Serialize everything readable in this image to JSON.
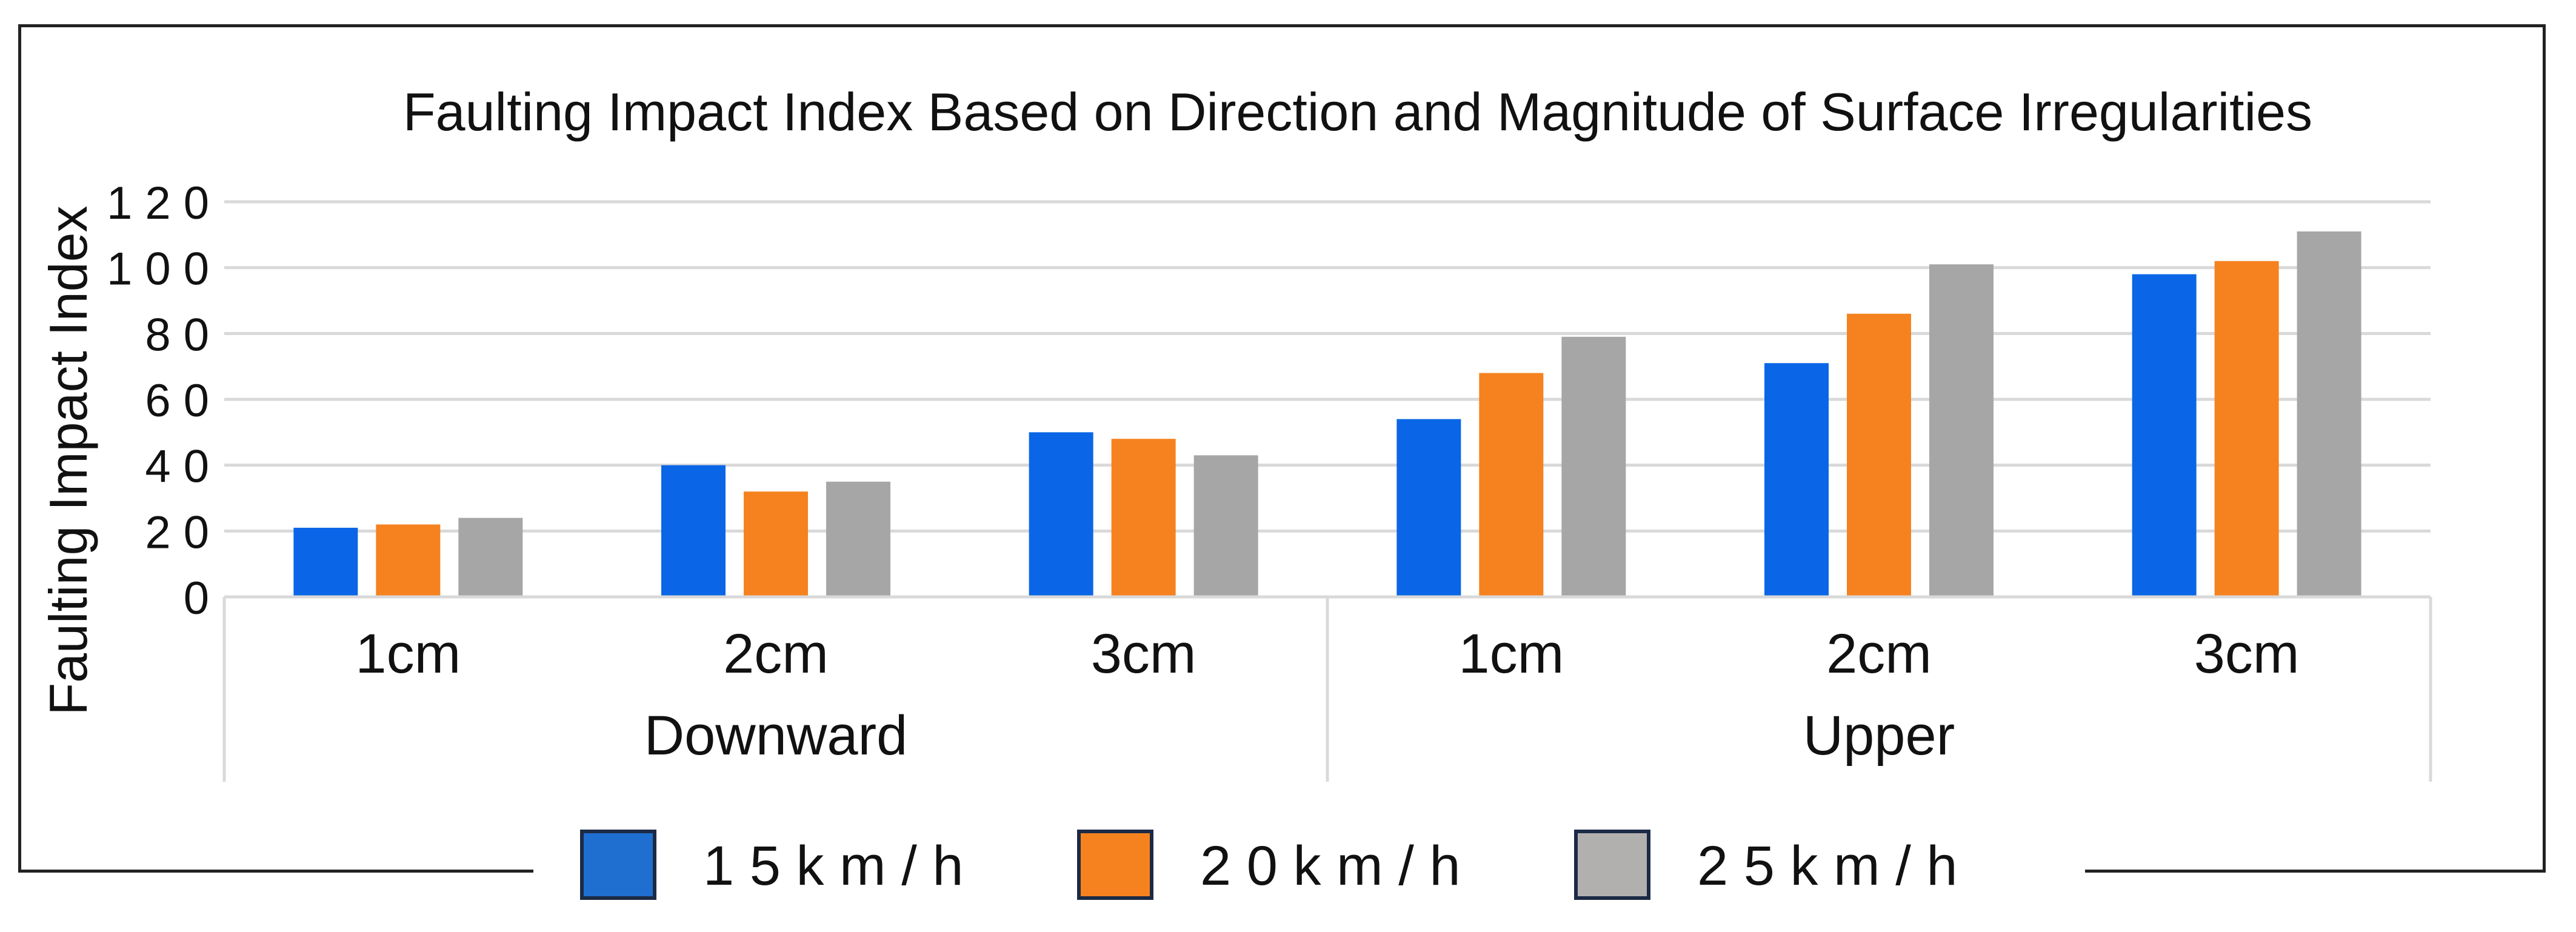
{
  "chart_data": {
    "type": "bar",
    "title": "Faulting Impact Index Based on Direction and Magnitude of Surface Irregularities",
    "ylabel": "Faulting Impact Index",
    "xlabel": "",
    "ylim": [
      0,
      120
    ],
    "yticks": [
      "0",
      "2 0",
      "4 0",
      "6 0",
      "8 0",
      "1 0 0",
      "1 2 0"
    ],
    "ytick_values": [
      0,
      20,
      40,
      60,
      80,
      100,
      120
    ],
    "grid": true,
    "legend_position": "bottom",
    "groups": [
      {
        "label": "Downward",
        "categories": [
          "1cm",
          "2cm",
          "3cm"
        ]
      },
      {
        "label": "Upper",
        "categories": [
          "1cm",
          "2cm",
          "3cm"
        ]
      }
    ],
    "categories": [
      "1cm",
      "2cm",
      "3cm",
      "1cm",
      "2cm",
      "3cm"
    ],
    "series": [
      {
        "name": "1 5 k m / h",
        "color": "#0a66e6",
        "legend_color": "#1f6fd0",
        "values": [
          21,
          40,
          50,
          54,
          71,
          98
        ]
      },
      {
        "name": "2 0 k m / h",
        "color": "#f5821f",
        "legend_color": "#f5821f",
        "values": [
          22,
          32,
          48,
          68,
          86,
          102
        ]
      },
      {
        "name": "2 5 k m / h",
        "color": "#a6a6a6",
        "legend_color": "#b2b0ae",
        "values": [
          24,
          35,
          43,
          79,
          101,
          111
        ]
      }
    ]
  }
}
━━━━━━━━
(YOUR INSTRUCTIONS):
Each line of the material must be retyped exactly, except that images are omitted.

(ANSWER TO THIS PROBLEM):
Serialize everything readable in this image to JSON.
{
  "chart_data": {
    "type": "bar",
    "title": "Faulting Impact Index Based on Direction and Magnitude of Surface Irregularities",
    "ylabel": "Faulting Impact Index",
    "xlabel": "",
    "ylim": [
      0,
      120
    ],
    "yticks": [
      "0",
      "2 0",
      "4 0",
      "6 0",
      "8 0",
      "1 0 0",
      "1 2 0"
    ],
    "ytick_values": [
      0,
      20,
      40,
      60,
      80,
      100,
      120
    ],
    "grid": true,
    "legend_position": "bottom",
    "groups": [
      {
        "label": "Downward",
        "categories": [
          "1cm",
          "2cm",
          "3cm"
        ]
      },
      {
        "label": "Upper",
        "categories": [
          "1cm",
          "2cm",
          "3cm"
        ]
      }
    ],
    "categories": [
      "1cm",
      "2cm",
      "3cm",
      "1cm",
      "2cm",
      "3cm"
    ],
    "series": [
      {
        "name": "1 5 k m / h",
        "color": "#0a66e6",
        "legend_color": "#1f6fd0",
        "values": [
          21,
          40,
          50,
          54,
          71,
          98
        ]
      },
      {
        "name": "2 0 k m / h",
        "color": "#f5821f",
        "legend_color": "#f5821f",
        "values": [
          22,
          32,
          48,
          68,
          86,
          102
        ]
      },
      {
        "name": "2 5 k m / h",
        "color": "#a6a6a6",
        "legend_color": "#b2b0ae",
        "values": [
          24,
          35,
          43,
          79,
          101,
          111
        ]
      }
    ]
  }
}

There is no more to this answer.